_WHAT NEEDS TO BE DONE_
The records should be written out in full, with nothing altered.

Start EXERCISE INPUT

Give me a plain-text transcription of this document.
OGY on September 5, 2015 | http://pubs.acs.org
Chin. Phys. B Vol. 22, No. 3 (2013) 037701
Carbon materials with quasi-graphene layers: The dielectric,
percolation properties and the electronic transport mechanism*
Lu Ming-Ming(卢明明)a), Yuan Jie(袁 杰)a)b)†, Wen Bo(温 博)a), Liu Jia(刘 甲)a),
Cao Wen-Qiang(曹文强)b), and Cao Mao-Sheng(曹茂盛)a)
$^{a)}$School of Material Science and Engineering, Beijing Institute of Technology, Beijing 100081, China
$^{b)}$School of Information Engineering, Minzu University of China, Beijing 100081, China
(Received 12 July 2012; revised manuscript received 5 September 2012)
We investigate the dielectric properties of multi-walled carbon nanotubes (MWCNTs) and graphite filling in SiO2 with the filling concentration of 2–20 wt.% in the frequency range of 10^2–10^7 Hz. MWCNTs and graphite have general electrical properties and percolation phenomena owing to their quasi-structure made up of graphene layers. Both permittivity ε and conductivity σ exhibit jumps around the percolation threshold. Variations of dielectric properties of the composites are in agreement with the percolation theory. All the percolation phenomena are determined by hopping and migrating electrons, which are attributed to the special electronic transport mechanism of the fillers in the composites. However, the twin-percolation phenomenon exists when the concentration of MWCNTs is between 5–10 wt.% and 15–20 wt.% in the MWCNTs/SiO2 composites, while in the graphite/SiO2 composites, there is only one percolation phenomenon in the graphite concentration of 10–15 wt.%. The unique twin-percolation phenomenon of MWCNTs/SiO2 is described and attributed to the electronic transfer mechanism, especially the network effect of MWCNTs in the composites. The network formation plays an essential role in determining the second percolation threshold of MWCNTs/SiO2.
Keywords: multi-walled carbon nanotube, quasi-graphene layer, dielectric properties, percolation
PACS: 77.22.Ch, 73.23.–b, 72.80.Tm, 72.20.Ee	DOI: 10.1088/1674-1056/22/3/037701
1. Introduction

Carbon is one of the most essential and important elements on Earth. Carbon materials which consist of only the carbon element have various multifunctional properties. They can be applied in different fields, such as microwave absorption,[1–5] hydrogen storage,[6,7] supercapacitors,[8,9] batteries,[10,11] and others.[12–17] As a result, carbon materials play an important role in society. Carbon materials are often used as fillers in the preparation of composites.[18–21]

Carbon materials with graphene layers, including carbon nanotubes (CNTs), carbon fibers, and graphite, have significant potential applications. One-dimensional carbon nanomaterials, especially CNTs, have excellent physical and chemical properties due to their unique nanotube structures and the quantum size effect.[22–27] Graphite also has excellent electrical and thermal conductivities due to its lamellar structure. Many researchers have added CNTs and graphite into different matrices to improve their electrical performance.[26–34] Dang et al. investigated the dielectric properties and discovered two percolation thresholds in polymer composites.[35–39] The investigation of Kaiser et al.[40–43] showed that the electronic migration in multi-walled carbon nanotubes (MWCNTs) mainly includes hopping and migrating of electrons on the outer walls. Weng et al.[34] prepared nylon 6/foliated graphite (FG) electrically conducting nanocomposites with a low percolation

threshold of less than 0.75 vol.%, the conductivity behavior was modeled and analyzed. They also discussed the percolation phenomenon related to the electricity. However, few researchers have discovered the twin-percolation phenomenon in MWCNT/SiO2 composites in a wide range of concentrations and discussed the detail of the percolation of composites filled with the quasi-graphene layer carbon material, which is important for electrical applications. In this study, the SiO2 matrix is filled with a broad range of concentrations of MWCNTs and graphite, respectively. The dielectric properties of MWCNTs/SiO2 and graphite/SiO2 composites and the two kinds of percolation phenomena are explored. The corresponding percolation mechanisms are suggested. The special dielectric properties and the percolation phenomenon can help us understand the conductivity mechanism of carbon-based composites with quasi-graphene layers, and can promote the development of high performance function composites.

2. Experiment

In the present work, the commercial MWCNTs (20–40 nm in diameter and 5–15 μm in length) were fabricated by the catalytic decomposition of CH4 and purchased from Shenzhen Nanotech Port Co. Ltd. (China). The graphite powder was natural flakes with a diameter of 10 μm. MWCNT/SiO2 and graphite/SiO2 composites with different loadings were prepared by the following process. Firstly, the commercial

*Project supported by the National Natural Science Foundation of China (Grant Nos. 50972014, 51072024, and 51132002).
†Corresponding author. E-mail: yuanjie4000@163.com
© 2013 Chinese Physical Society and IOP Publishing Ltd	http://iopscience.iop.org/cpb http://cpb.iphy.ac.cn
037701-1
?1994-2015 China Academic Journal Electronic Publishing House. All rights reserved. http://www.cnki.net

End EXERCISE INPUT

_PROBLEM SOLUTION_
Give me a plain-text transcription of this document.
OGY on September 5, 2015 | http://pubs.acs.org
Chin. Phys. B Vol. 22, No. 3 (2013) 037701
Carbon materials with quasi-graphene layers: The dielectric,
percolation properties and the electronic transport mechanism*
Lu Ming-Ming(卢明明)a), Yuan Jie(袁 杰)a)b)†, Wen Bo(温 博)a), Liu Jia(刘 甲)a),
Cao Wen-Qiang(曹文强)b), and Cao Mao-Sheng(曹茂盛)a)
$^{a)}$School of Material Science and Engineering, Beijing Institute of Technology, Beijing 100081, China
$^{b)}$School of Information Engineering, Minzu University of China, Beijing 100081, China
(Received 12 July 2012; revised manuscript received 5 September 2012)
We investigate the dielectric properties of multi-walled carbon nanotubes (MWCNTs) and graphite filling in SiO2 with the filling concentration of 2–20 wt.% in the frequency range of 10^2–10^7 Hz. MWCNTs and graphite have general electrical properties and percolation phenomena owing to their quasi-structure made up of graphene layers. Both permittivity ε and conductivity σ exhibit jumps around the percolation threshold. Variations of dielectric properties of the composites are in agreement with the percolation theory. All the percolation phenomena are determined by hopping and migrating electrons, which are attributed to the special electronic transport mechanism of the fillers in the composites. However, the twin-percolation phenomenon exists when the concentration of MWCNTs is between 5–10 wt.% and 15–20 wt.% in the MWCNTs/SiO2 composites, while in the graphite/SiO2 composites, there is only one percolation phenomenon in the graphite concentration of 10–15 wt.%. The unique twin-percolation phenomenon of MWCNTs/SiO2 is described and attributed to the electronic transfer mechanism, especially the network effect of MWCNTs in the composites. The network formation plays an essential role in determining the second percolation threshold of MWCNTs/SiO2.
Keywords: multi-walled carbon nanotube, quasi-graphene layer, dielectric properties, percolation
PACS: 77.22.Ch, 73.23.–b, 72.80.Tm, 72.20.Ee	DOI: 10.1088/1674-1056/22/3/037701
1. Introduction

Carbon is one of the most essential and important elements on Earth. Carbon materials which consist of only the carbon element have various multifunctional properties. They can be applied in different fields, such as microwave absorption,[1–5] hydrogen storage,[6,7] supercapacitors,[8,9] batteries,[10,11] and others.[12–17] As a result, carbon materials play an important role in society. Carbon materials are often used as fillers in the preparation of composites.[18–21]

Carbon materials with graphene layers, including carbon nanotubes (CNTs), carbon fibers, and graphite, have significant potential applications. One-dimensional carbon nanomaterials, especially CNTs, have excellent physical and chemical properties due to their unique nanotube structures and the quantum size effect.[22–27] Graphite also has excellent electrical and thermal conductivities due to its lamellar structure. Many researchers have added CNTs and graphite into different matrices to improve their electrical performance.[26–34] Dang et al. investigated the dielectric properties and discovered two percolation thresholds in polymer composites.[35–39] The investigation of Kaiser et al.[40–43] showed that the electronic migration in multi-walled carbon nanotubes (MWCNTs) mainly includes hopping and migrating of electrons on the outer walls. Weng et al.[34] prepared nylon 6/foliated graphite (FG) electrically conducting nanocomposites with a low percolation

threshold of less than 0.75 vol.%, the conductivity behavior was modeled and analyzed. They also discussed the percolation phenomenon related to the electricity. However, few researchers have discovered the twin-percolation phenomenon in MWCNT/SiO2 composites in a wide range of concentrations and discussed the detail of the percolation of composites filled with the quasi-graphene layer carbon material, which is important for electrical applications. In this study, the SiO2 matrix is filled with a broad range of concentrations of MWCNTs and graphite, respectively. The dielectric properties of MWCNTs/SiO2 and graphite/SiO2 composites and the two kinds of percolation phenomena are explored. The corresponding percolation mechanisms are suggested. The special dielectric properties and the percolation phenomenon can help us understand the conductivity mechanism of carbon-based composites with quasi-graphene layers, and can promote the development of high performance function composites.

2. Experiment

In the present work, the commercial MWCNTs (20–40 nm in diameter and 5–15 μm in length) were fabricated by the catalytic decomposition of CH4 and purchased from Shenzhen Nanotech Port Co. Ltd. (China). The graphite powder was natural flakes with a diameter of 10 μm. MWCNT/SiO2 and graphite/SiO2 composites with different loadings were prepared by the following process. Firstly, the commercial

*Project supported by the National Natural Science Foundation of China (Grant Nos. 50972014, 51072024, and 51132002).
†Corresponding author. E-mail: yuanjie4000@163.com
© 2013 Chinese Physical Society and IOP Publishing Ltd	http://iopscience.iop.org/cpb http://cpb.iphy.ac.cn
037701-1
?1994-2015 China Academic Journal Electronic Publishing House. All rights reserved. http://www.cnki.net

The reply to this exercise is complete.